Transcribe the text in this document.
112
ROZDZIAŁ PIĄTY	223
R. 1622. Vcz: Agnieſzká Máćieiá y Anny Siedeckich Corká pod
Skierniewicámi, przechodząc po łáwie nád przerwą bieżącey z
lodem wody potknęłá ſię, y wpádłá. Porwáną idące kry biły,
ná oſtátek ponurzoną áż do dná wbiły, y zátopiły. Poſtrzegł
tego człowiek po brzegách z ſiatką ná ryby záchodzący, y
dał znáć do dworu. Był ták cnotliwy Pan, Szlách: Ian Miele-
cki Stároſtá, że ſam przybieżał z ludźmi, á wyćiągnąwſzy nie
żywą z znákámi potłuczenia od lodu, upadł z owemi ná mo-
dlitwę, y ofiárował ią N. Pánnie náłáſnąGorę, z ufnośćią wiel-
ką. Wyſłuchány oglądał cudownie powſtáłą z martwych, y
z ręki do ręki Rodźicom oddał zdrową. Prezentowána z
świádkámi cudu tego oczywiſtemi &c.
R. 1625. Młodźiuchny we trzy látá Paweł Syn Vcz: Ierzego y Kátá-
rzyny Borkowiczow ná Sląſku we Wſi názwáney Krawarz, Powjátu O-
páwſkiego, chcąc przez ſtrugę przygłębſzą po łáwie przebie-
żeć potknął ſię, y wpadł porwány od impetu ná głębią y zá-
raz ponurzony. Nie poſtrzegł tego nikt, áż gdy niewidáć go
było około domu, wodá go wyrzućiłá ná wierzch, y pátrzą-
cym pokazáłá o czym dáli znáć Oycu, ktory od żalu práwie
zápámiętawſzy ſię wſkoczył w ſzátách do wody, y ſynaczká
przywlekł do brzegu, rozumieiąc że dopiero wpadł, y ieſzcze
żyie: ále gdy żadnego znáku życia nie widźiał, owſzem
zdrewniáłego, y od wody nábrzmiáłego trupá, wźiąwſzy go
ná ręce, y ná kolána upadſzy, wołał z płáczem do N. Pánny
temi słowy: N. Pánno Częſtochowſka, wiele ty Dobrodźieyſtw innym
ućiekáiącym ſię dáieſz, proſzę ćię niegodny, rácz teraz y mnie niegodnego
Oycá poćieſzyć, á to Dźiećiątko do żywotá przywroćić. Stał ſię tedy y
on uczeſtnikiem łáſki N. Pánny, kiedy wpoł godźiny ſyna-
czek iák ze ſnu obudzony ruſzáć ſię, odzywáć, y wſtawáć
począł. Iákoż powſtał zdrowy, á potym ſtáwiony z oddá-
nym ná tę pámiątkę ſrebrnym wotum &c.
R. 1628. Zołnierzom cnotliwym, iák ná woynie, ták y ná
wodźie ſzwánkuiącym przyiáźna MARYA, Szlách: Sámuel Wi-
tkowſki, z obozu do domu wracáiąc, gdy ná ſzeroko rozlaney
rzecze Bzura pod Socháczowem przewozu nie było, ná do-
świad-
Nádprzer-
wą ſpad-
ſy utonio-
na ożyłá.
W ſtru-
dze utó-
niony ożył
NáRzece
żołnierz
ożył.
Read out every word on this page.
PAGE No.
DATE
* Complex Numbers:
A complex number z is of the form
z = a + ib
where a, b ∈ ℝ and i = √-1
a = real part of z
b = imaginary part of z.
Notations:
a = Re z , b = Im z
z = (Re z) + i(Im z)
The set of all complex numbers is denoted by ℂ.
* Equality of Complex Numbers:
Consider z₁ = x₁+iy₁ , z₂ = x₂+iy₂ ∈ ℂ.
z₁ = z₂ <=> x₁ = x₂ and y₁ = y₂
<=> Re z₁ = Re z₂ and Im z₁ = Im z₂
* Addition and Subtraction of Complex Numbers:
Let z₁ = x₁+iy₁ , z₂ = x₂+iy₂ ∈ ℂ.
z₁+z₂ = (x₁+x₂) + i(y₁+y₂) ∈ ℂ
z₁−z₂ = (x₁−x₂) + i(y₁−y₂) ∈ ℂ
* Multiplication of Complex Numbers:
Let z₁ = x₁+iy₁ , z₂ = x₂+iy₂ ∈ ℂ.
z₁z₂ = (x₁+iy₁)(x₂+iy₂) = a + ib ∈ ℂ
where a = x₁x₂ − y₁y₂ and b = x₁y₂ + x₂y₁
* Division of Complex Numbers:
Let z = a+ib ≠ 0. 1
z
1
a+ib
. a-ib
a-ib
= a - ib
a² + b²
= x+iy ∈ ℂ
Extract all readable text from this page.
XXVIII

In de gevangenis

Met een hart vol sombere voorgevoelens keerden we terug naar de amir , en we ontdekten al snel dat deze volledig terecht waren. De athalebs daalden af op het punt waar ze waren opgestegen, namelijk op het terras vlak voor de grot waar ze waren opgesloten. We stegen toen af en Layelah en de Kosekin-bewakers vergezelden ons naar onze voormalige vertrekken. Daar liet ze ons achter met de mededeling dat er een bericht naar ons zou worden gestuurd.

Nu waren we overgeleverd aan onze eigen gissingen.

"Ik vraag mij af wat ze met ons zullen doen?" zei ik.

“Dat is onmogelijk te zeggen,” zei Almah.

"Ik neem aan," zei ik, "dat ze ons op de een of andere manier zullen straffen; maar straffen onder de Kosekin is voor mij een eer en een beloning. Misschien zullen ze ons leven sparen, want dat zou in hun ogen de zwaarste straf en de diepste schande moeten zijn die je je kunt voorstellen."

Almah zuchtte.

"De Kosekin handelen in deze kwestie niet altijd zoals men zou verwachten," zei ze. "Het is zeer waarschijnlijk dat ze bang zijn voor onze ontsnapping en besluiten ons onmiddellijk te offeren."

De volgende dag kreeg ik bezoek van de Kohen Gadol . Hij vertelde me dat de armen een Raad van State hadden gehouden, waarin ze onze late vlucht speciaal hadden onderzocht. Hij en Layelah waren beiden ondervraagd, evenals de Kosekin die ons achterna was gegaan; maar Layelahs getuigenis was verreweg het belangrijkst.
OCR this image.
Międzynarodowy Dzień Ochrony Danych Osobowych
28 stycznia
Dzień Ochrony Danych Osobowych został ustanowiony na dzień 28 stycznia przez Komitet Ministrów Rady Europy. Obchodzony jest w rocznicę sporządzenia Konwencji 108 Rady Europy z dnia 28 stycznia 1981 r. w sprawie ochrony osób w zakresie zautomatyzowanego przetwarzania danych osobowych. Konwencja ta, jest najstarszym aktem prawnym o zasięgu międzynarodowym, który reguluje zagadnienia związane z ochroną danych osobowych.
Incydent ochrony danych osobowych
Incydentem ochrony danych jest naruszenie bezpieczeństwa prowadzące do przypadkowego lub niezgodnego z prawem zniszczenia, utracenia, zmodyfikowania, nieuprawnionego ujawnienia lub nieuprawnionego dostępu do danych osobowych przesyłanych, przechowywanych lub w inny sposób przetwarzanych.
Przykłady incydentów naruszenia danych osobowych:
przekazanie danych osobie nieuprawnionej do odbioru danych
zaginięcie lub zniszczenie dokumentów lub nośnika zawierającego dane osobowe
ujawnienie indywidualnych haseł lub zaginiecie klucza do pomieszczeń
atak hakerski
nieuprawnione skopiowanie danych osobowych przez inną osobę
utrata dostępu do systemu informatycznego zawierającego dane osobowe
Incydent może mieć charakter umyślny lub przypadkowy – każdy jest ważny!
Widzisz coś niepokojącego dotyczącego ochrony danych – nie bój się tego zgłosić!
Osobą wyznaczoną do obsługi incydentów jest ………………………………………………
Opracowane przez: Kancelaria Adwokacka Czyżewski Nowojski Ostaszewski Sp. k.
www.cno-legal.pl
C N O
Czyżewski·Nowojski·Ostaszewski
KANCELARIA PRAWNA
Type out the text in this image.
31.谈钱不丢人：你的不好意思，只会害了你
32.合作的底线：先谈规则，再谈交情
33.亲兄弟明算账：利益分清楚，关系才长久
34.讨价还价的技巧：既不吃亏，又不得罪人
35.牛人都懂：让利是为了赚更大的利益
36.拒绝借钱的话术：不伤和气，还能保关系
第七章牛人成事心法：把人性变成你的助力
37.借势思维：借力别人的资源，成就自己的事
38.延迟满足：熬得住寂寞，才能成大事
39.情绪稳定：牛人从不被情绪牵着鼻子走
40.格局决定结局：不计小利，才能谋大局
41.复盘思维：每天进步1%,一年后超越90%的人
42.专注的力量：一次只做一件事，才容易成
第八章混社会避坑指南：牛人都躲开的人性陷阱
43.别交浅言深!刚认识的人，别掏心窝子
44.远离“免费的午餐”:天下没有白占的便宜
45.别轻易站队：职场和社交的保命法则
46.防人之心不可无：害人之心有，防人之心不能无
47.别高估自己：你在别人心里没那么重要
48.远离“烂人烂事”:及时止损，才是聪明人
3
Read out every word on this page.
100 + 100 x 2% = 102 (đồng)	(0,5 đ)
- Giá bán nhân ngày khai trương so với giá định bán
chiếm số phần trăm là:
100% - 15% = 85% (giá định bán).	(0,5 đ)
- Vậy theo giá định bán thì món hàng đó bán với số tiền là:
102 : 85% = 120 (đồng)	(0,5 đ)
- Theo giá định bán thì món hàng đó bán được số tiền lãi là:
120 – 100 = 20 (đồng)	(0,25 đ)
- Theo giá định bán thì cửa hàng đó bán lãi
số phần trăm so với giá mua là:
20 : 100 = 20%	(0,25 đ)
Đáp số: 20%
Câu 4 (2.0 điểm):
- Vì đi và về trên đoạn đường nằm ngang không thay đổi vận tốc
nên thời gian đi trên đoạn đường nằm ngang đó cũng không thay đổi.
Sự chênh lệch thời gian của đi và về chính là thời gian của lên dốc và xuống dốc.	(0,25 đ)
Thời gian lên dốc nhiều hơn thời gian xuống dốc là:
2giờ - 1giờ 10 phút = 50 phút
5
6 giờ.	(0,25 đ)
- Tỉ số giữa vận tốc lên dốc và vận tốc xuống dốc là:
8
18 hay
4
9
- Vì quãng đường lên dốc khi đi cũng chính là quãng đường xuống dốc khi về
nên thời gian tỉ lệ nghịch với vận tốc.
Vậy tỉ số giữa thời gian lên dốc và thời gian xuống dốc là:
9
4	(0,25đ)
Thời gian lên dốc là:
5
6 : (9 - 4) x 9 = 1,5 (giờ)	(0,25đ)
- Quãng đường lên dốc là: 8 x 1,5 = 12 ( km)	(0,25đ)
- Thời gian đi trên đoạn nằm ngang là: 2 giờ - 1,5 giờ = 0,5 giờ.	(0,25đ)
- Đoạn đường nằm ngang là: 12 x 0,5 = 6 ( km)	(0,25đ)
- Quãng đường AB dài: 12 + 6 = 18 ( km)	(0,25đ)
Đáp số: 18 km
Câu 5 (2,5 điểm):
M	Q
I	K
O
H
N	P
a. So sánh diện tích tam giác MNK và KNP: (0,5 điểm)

-=-=-=-=-

### What is being asked
In the entries above, find each line with the string "zullen" and copy it.

### Solved problem
"Ik vraag mij af wat ze met ons zullen doen?" zei ik.
"Ik neem aan," zei ik, "dat ze ons op de een of andere manier zullen straffen; maar straffen onder de Kosekin is voor mij een eer en een beloning. Misschien zullen ze ons leven sparen, want dat zou in hun ogen de zwaarste straf en de diepste schande moeten zijn die je je kunt voorstellen."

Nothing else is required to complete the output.